■ **Problem**:
Make a verbatim copy of the entries below; pictures stay out.

[Start of Available data]

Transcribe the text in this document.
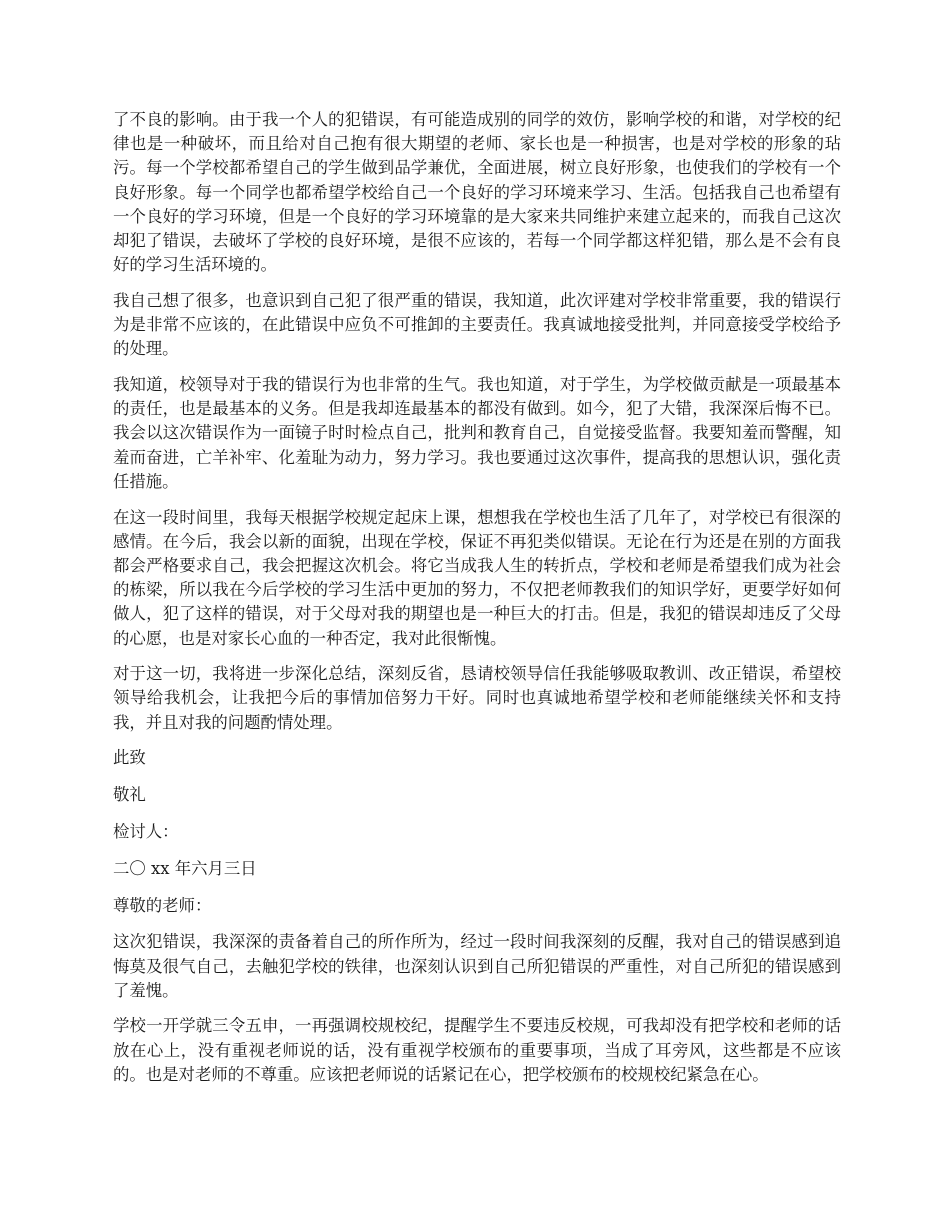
了不良的影响。由于我一个人的犯错误，有可能造成别的同学的效仿，影响学校的和谐，对学校的纪律也是一种破坏，而且给对自己抱有很大期望的老师、家长也是一种损害，也是对学校的形象的玷污。每一个学校都希望自己的学生做到品学兼优，全面进展，树立良好形象，也使我们的学校有一个良好形象。每一个同学也都希望学校给自己一个良好的学习环境来学习、生活。包括我自己也希望有一个良好的学习环境，但是一个良好的学习环境靠的是大家来共同维护来建立起来的，而我自己这次却犯了错误，去破坏了学校的良好环境，是很不应该的，若每一个同学都这样犯错，那么是不会有良好的学习生活环境的。

我自己想了很多，也意识到自己犯了很严重的错误，我知道，此次评建对学校非常重要，我的错误行为是非常不应该的，在此错误中应负不可推卸的主要责任。我真诚地接受批判，并同意接受学校给予的处理。

我知道，校领导对于我的错误行为也非常的生气。我也知道，对于学生，为学校做贡献是一项最基本的责任，也是最基本的义务。但是我却连最基本的都没有做到。如今，犯了大错，我深深后悔不已。我会以这次错误作为一面镜子时时检点自己，批判和教育自己，自觉接受监督。我要知羞而警醒，知羞而奋进，亡羊补牢、化羞耻为动力，努力学习。我也要通过这次事件，提高我的思想认识，强化责任措施。

在这一段时间里，我每天根据学校规定起床上课，想想我在学校也生活了几年了，对学校已有很深的感情。在今后，我会以新的面貌，出现在学校，保证不再犯类似错误。无论在行为还是在别的方面我都会严格要求自己，我会把握这次机会。将它当成我人生的转折点，学校和老师是希望我们成为社会的栋梁，所以我在今后学校的学习生活中更加的努力，不仅把老师教我们的知识学好，更要学好如何做人，犯了这样的错误，对于父母对我的期望也是一种巨大的打击。但是，我犯的错误却违反了父母的心愿，也是对家长心血的一种否定，我对此很惭愧。

对于这一切，我将进一步深化总结，深刻反省，恳请校领导信任我能够吸取教训、改正错误，希望校领导给我机会，让我把今后的事情加倍努力干好。同时也真诚地希望学校和老师能继续关怀和支持我，并且对我的问题酌情处理。

此致

敬礼

检讨人：

二〇 xx 年六月三日

尊敬的老师：

这次犯错误，我深深的责备着自己的所作所为，经过一段时间我深刻的反醒，我对自己的错误感到追悔莫及很气自己，去触犯学校的铁律，也深刻认识到自己所犯错误的严重性，对自己所犯的错误感到了羞愧。

学校一开学就三令五申，一再强调校规校纪，提醒学生不要违反校规，可我却没有把学校和老师的话放在心上，没有重视老师说的话，没有重视学校颁布的重要事项，当成了耳旁风，这些都是不应该的。也是对老师的不尊重。应该把老师说的话紧记在心，把学校颁布的校规校纪紧急在心。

[End of Available data]

■ **The solution**:
Transcribe the text in this document.
了不良的影响。由于我一个人的犯错误，有可能造成别的同学的效仿，影响学校的和谐，对学校的纪律也是一种破坏，而且给对自己抱有很大期望的老师、家长也是一种损害，也是对学校的形象的玷污。每一个学校都希望自己的学生做到品学兼优，全面进展，树立良好形象，也使我们的学校有一个良好形象。每一个同学也都希望学校给自己一个良好的学习环境来学习、生活。包括我自己也希望有一个良好的学习环境，但是一个良好的学习环境靠的是大家来共同维护来建立起来的，而我自己这次却犯了错误，去破坏了学校的良好环境，是很不应该的，若每一个同学都这样犯错，那么是不会有良好的学习生活环境的。

我自己想了很多，也意识到自己犯了很严重的错误，我知道，此次评建对学校非常重要，我的错误行为是非常不应该的，在此错误中应负不可推卸的主要责任。我真诚地接受批判，并同意接受学校给予的处理。

我知道，校领导对于我的错误行为也非常的生气。我也知道，对于学生，为学校做贡献是一项最基本的责任，也是最基本的义务。但是我却连最基本的都没有做到。如今，犯了大错，我深深后悔不已。我会以这次错误作为一面镜子时时检点自己，批判和教育自己，自觉接受监督。我要知羞而警醒，知羞而奋进，亡羊补牢、化羞耻为动力，努力学习。我也要通过这次事件，提高我的思想认识，强化责任措施。

在这一段时间里，我每天根据学校规定起床上课，想想我在学校也生活了几年了，对学校已有很深的感情。在今后，我会以新的面貌，出现在学校，保证不再犯类似错误。无论在行为还是在别的方面我都会严格要求自己，我会把握这次机会。将它当成我人生的转折点，学校和老师是希望我们成为社会的栋梁，所以我在今后学校的学习生活中更加的努力，不仅把老师教我们的知识学好，更要学好如何做人，犯了这样的错误，对于父母对我的期望也是一种巨大的打击。但是，我犯的错误却违反了父母的心愿，也是对家长心血的一种否定，我对此很惭愧。

对于这一切，我将进一步深化总结，深刻反省，恳请校领导信任我能够吸取教训、改正错误，希望校领导给我机会，让我把今后的事情加倍努力干好。同时也真诚地希望学校和老师能继续关怀和支持我，并且对我的问题酌情处理。

此致

敬礼

检讨人：

二〇 xx 年六月三日

尊敬的老师：

这次犯错误，我深深的责备着自己的所作所为，经过一段时间我深刻的反醒，我对自己的错误感到追悔莫及很气自己，去触犯学校的铁律，也深刻认识到自己所犯错误的严重性，对自己所犯的错误感到了羞愧。

学校一开学就三令五申，一再强调校规校纪，提醒学生不要违反校规，可我却没有把学校和老师的话放在心上，没有重视老师说的话，没有重视学校颁布的重要事项，当成了耳旁风，这些都是不应该的。也是对老师的不尊重。应该把老师说的话紧记在心，把学校颁布的校规校纪紧急在心。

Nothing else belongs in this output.